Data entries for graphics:

--------

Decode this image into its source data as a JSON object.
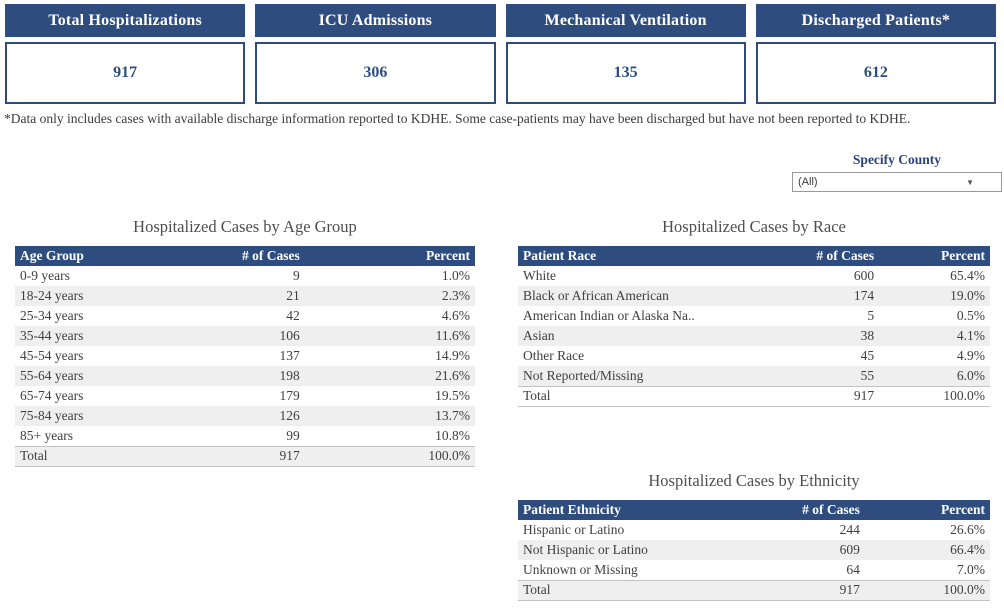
{
  "kpi_cards": [
    {
      "label": "Total Hospitalizations",
      "value": "917"
    },
    {
      "label": "ICU Admissions",
      "value": "306"
    },
    {
      "label": "Mechanical Ventilation",
      "value": "135"
    },
    {
      "label": "Discharged Patients*",
      "value": "612"
    }
  ],
  "footnote": "*Data only includes cases with available discharge information reported to KDHE. Some case-patients may have been discharged but have not been reported to KDHE.",
  "county_filter": {
    "label": "Specify County",
    "selected_value": "(All)",
    "dropdown_icon": "caret-down"
  },
  "tables": {
    "age_group": {
      "title": "Hospitalized Cases by Age Group",
      "headers": [
        "Age Group",
        "# of Cases",
        "Percent"
      ],
      "rows": [
        [
          "0-9 years",
          "9",
          "1.0%"
        ],
        [
          "18-24 years",
          "21",
          "2.3%"
        ],
        [
          "25-34 years",
          "42",
          "4.6%"
        ],
        [
          "35-44 years",
          "106",
          "11.6%"
        ],
        [
          "45-54 years",
          "137",
          "14.9%"
        ],
        [
          "55-64 years",
          "198",
          "21.6%"
        ],
        [
          "65-74 years",
          "179",
          "19.5%"
        ],
        [
          "75-84 years",
          "126",
          "13.7%"
        ],
        [
          "85+ years",
          "99",
          "10.8%"
        ]
      ],
      "total_row": [
        "Total",
        "917",
        "100.0%"
      ]
    },
    "race": {
      "title": "Hospitalized Cases by Race",
      "headers": [
        "Patient Race",
        "# of Cases",
        "Percent"
      ],
      "rows": [
        [
          "White",
          "600",
          "65.4%"
        ],
        [
          "Black or African American",
          "174",
          "19.0%"
        ],
        [
          "American Indian or Alaska Na..",
          "5",
          "0.5%"
        ],
        [
          "Asian",
          "38",
          "4.1%"
        ],
        [
          "Other Race",
          "45",
          "4.9%"
        ],
        [
          "Not Reported/Missing",
          "55",
          "6.0%"
        ]
      ],
      "total_row": [
        "Total",
        "917",
        "100.0%"
      ]
    },
    "ethnicity": {
      "title": "Hospitalized Cases by Ethnicity",
      "headers": [
        "Patient Ethnicity",
        "# of Cases",
        "Percent"
      ],
      "rows": [
        [
          "Hispanic or Latino",
          "244",
          "26.6%"
        ],
        [
          "Not Hispanic or Latino",
          "609",
          "66.4%"
        ],
        [
          "Unknown or Missing",
          "64",
          "7.0%"
        ]
      ],
      "total_row": [
        "Total",
        "917",
        "100.0%"
      ]
    }
  },
  "colors": {
    "navy": "#2E4D7E",
    "alt_row_gray": "#EFEFEF",
    "header_text": "#FFFFFF",
    "body_text": "#3F3F3F",
    "title_text": "#4E4E4E",
    "filter_label_blue": "#2C447E"
  }
}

--------

Exercise goal:
Output all the entries exactly, minus any pictures.

Answer to the exercise:
Decode this image into its source data as a JSON object.
{
  "kpi_cards": [
    {
      "label": "Total Hospitalizations",
      "value": "917"
    },
    {
      "label": "ICU Admissions",
      "value": "306"
    },
    {
      "label": "Mechanical Ventilation",
      "value": "135"
    },
    {
      "label": "Discharged Patients*",
      "value": "612"
    }
  ],
  "footnote": "*Data only includes cases with available discharge information reported to KDHE. Some case-patients may have been discharged but have not been reported to KDHE.",
  "county_filter": {
    "label": "Specify County",
    "selected_value": "(All)",
    "dropdown_icon": "caret-down"
  },
  "tables": {
    "age_group": {
      "title": "Hospitalized Cases by Age Group",
      "headers": [
        "Age Group",
        "# of Cases",
        "Percent"
      ],
      "rows": [
        [
          "0-9 years",
          "9",
          "1.0%"
        ],
        [
          "18-24 years",
          "21",
          "2.3%"
        ],
        [
          "25-34 years",
          "42",
          "4.6%"
        ],
        [
          "35-44 years",
          "106",
          "11.6%"
        ],
        [
          "45-54 years",
          "137",
          "14.9%"
        ],
        [
          "55-64 years",
          "198",
          "21.6%"
        ],
        [
          "65-74 years",
          "179",
          "19.5%"
        ],
        [
          "75-84 years",
          "126",
          "13.7%"
        ],
        [
          "85+ years",
          "99",
          "10.8%"
        ]
      ],
      "total_row": [
        "Total",
        "917",
        "100.0%"
      ]
    },
    "race": {
      "title": "Hospitalized Cases by Race",
      "headers": [
        "Patient Race",
        "# of Cases",
        "Percent"
      ],
      "rows": [
        [
          "White",
          "600",
          "65.4%"
        ],
        [
          "Black or African American",
          "174",
          "19.0%"
        ],
        [
          "American Indian or Alaska Na..",
          "5",
          "0.5%"
        ],
        [
          "Asian",
          "38",
          "4.1%"
        ],
        [
          "Other Race",
          "45",
          "4.9%"
        ],
        [
          "Not Reported/Missing",
          "55",
          "6.0%"
        ]
      ],
      "total_row": [
        "Total",
        "917",
        "100.0%"
      ]
    },
    "ethnicity": {
      "title": "Hospitalized Cases by Ethnicity",
      "headers": [
        "Patient Ethnicity",
        "# of Cases",
        "Percent"
      ],
      "rows": [
        [
          "Hispanic or Latino",
          "244",
          "26.6%"
        ],
        [
          "Not Hispanic or Latino",
          "609",
          "66.4%"
        ],
        [
          "Unknown or Missing",
          "64",
          "7.0%"
        ]
      ],
      "total_row": [
        "Total",
        "917",
        "100.0%"
      ]
    }
  },
  "colors": {
    "navy": "#2E4D7E",
    "alt_row_gray": "#EFEFEF",
    "header_text": "#FFFFFF",
    "body_text": "#3F3F3F",
    "title_text": "#4E4E4E",
    "filter_label_blue": "#2C447E"
  }
}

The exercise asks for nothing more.